→ What to produce
Quote each line of the material verbatim, without the pictures.

→ Data for processing

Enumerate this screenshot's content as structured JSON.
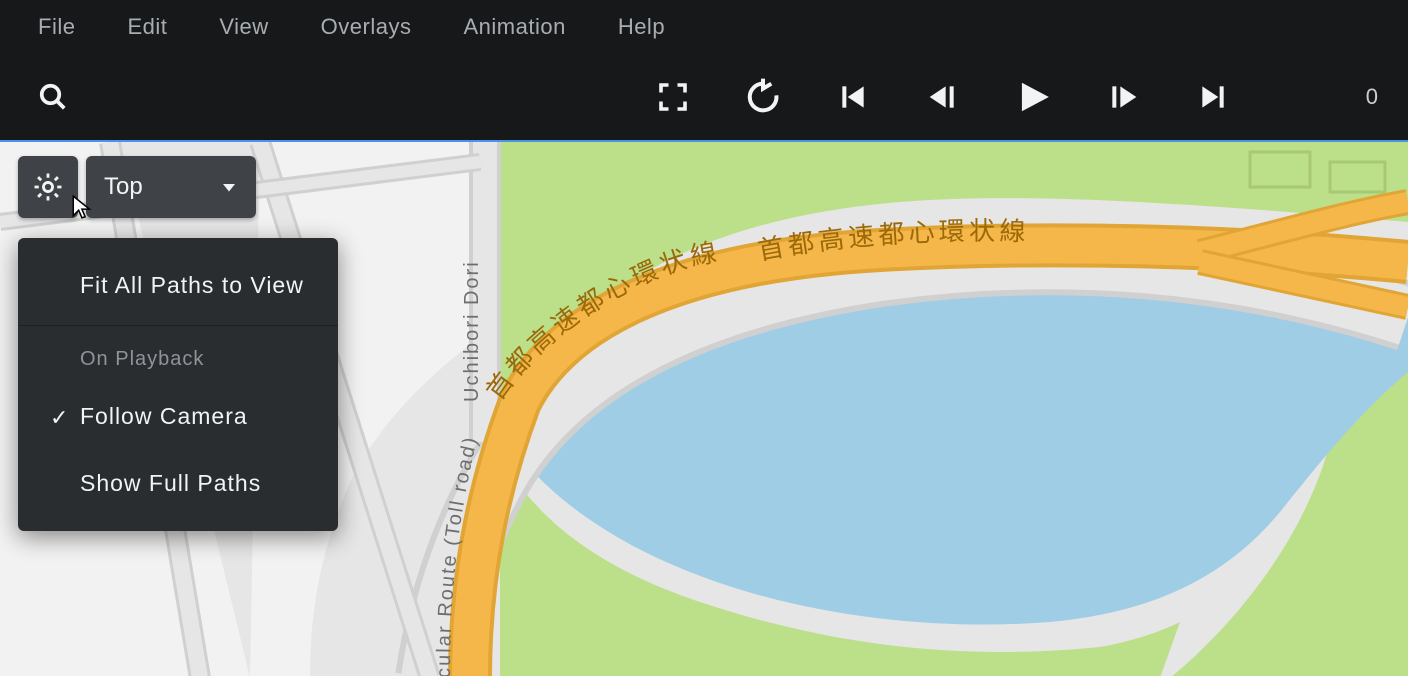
{
  "menubar": {
    "file": "File",
    "edit": "Edit",
    "view": "View",
    "overlays": "Overlays",
    "animation": "Animation",
    "help": "Help"
  },
  "toolbar": {
    "frame": "0"
  },
  "viewport": {
    "view_mode": "Top"
  },
  "gear_menu": {
    "fit_all": "Fit All Paths to View",
    "section": "On Playback",
    "follow_cam": "Follow Camera",
    "show_paths": "Show Full Paths",
    "follow_cam_checked": true
  },
  "map": {
    "road_vertical_en": "Uchibori Dori",
    "toll_label_en": "cular Route (Toll road)",
    "highway_jp_1": "首都高速都心環状線",
    "highway_jp_2": "首都高速都心環状線"
  }
}
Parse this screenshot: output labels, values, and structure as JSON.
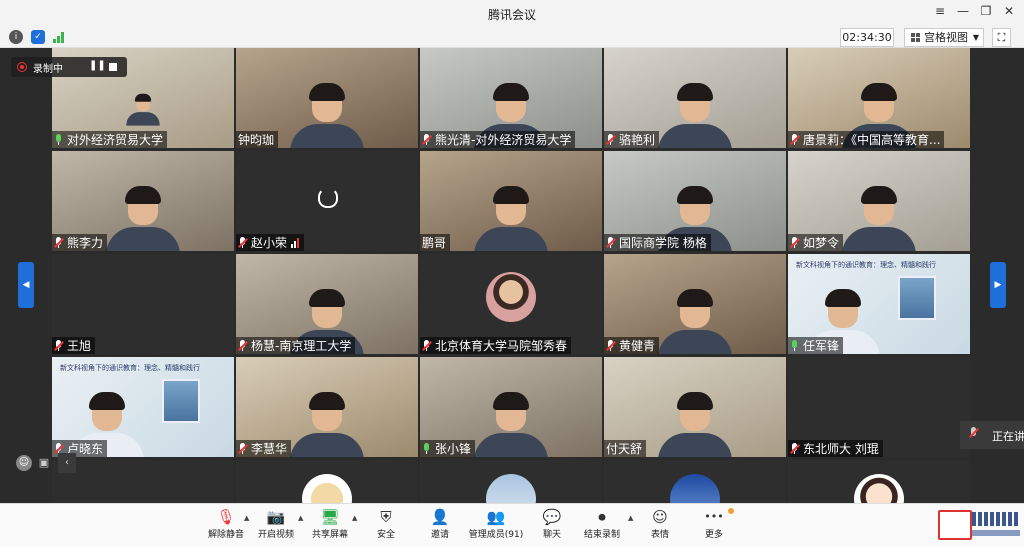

→ Exercise answer
Enumerate this screenshot's content as structured JSON.
{
  "menubar": {
    "file": "File",
    "edit": "Edit",
    "view": "View",
    "overlays": "Overlays",
    "animation": "Animation",
    "help": "Help"
  },
  "toolbar": {
    "frame": "0"
  },
  "viewport": {
    "view_mode": "Top"
  },
  "gear_menu": {
    "fit_all": "Fit All Paths to View",
    "section": "On Playback",
    "follow_cam": "Follow Camera",
    "show_paths": "Show Full Paths",
    "follow_cam_checked": true
  },
  "map": {
    "road_vertical_en": "Uchibori Dori",
    "toll_label_en": "cular Route (Toll road)",
    "highway_jp_1": "首都高速都心環状線",
    "highway_jp_2": "首都高速都心環状線"
  }
}
Parse this screenshot: output labels, values, and structure as JSON.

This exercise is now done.